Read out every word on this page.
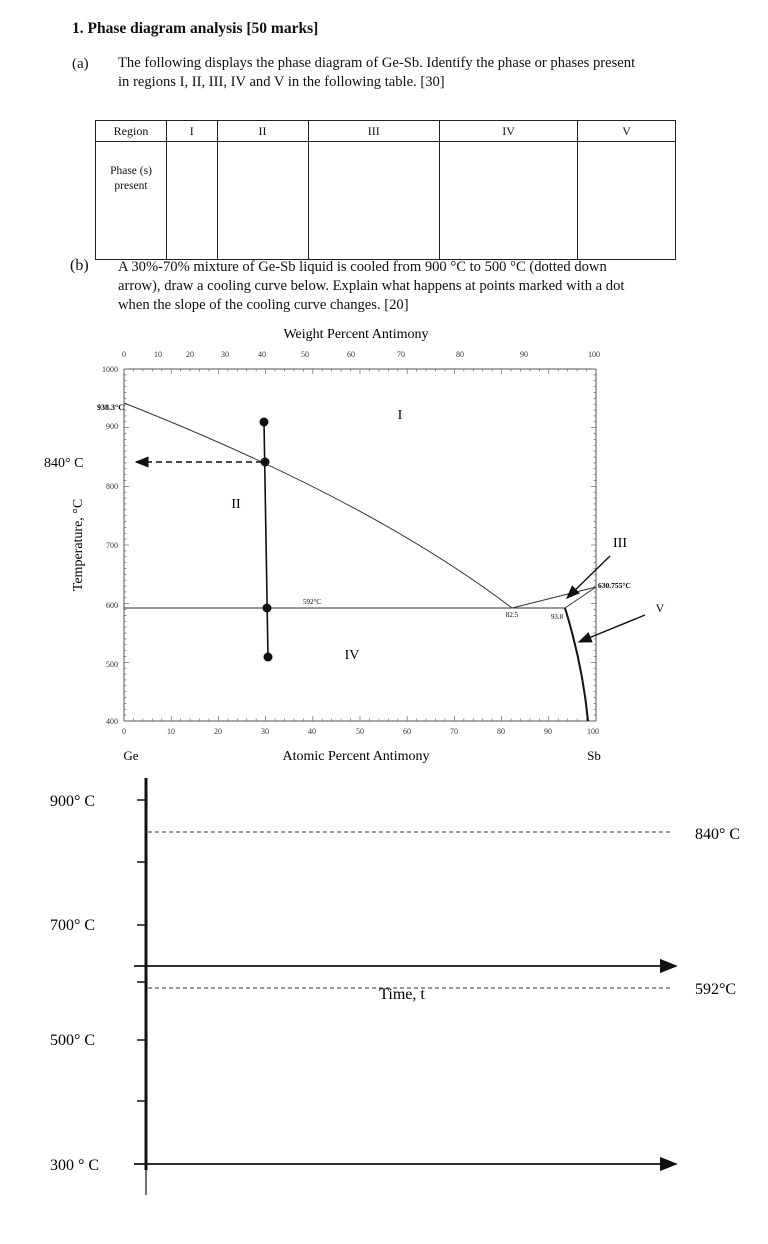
1. Phase diagram analysis [50 marks]
(a) The following displays the phase diagram of Ge-Sb. Identify the phase or phases present
in regions I, II, III, IV and V in the following table. [30]
Region	I	II	III	IV	V
Phase (s)
present					
(b) A 30%-70% mixture of Ge-Sb liquid is cooled from 900 °C to 500 °C (dotted down
arrow), draw a cooling curve below. Explain what happens at points marked with a dot
when the slope of the cooling curve changes. [20]
0	10	20	30	40	50	60	70	80	90	100
Weight Percent Antimony
0	10	20	30	40	50	60	70	80	90	100
Atomic Percent Antimony
Ge	Sb
1000
900
800
700
600
500
400
Temperature, °C
938.3°C
592°C
82.5	93.8
630.755°C
I
II
III
IV
V
840° C
900° C
700° C
500° C
300 ° C
840° C
592°C
Time, t
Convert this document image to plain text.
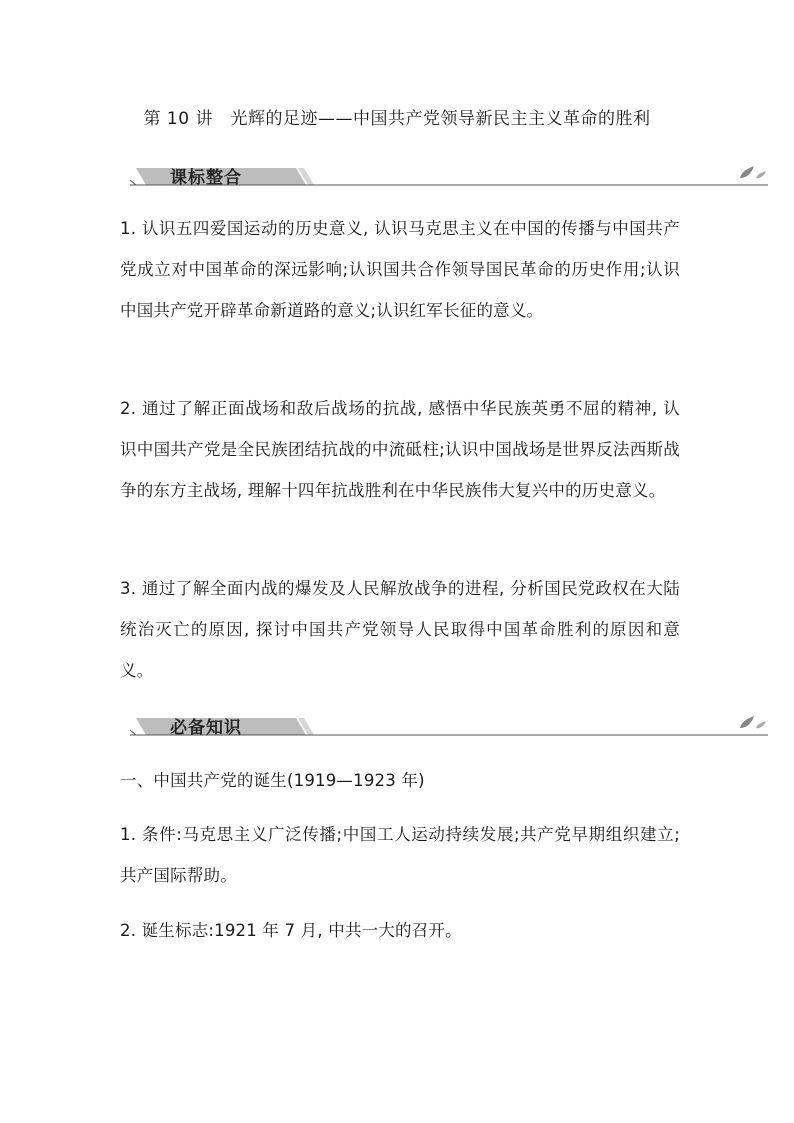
第 10 讲　光辉的足迹——中国共产党领导新民主主义革命的胜利
课标整合
1. 认识五四爱国运动的历史意义, 认识马克思主义在中国的传播与中国共产党成立对中国革命的深远影响;认识国共合作领导国民革命的历史作用;认识中国共产党开辟革命新道路的意义;认识红军长征的意义。
2. 通过了解正面战场和敌后战场的抗战, 感悟中华民族英勇不屈的精神, 认识中国共产党是全民族团结抗战的中流砥柱;认识中国战场是世界反法西斯战争的东方主战场, 理解十四年抗战胜利在中华民族伟大复兴中的历史意义。
3. 通过了解全面内战的爆发及人民解放战争的进程, 分析国民党政权在大陆统治灭亡的原因, 探讨中国共产党领导人民取得中国革命胜利的原因和意义。
必备知识
一、中国共产党的诞生(1919—1923 年)
1. 条件:马克思主义广泛传播;中国工人运动持续发展;共产党早期组织建立;共产国际帮助。
2. 诞生标志:1921 年 7 月, 中共一大的召开。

+ + +

## Your task
Which lines include the word "Percent"? List them all.

## Completed task
Weight Percent Antimony
Atomic Percent Antimony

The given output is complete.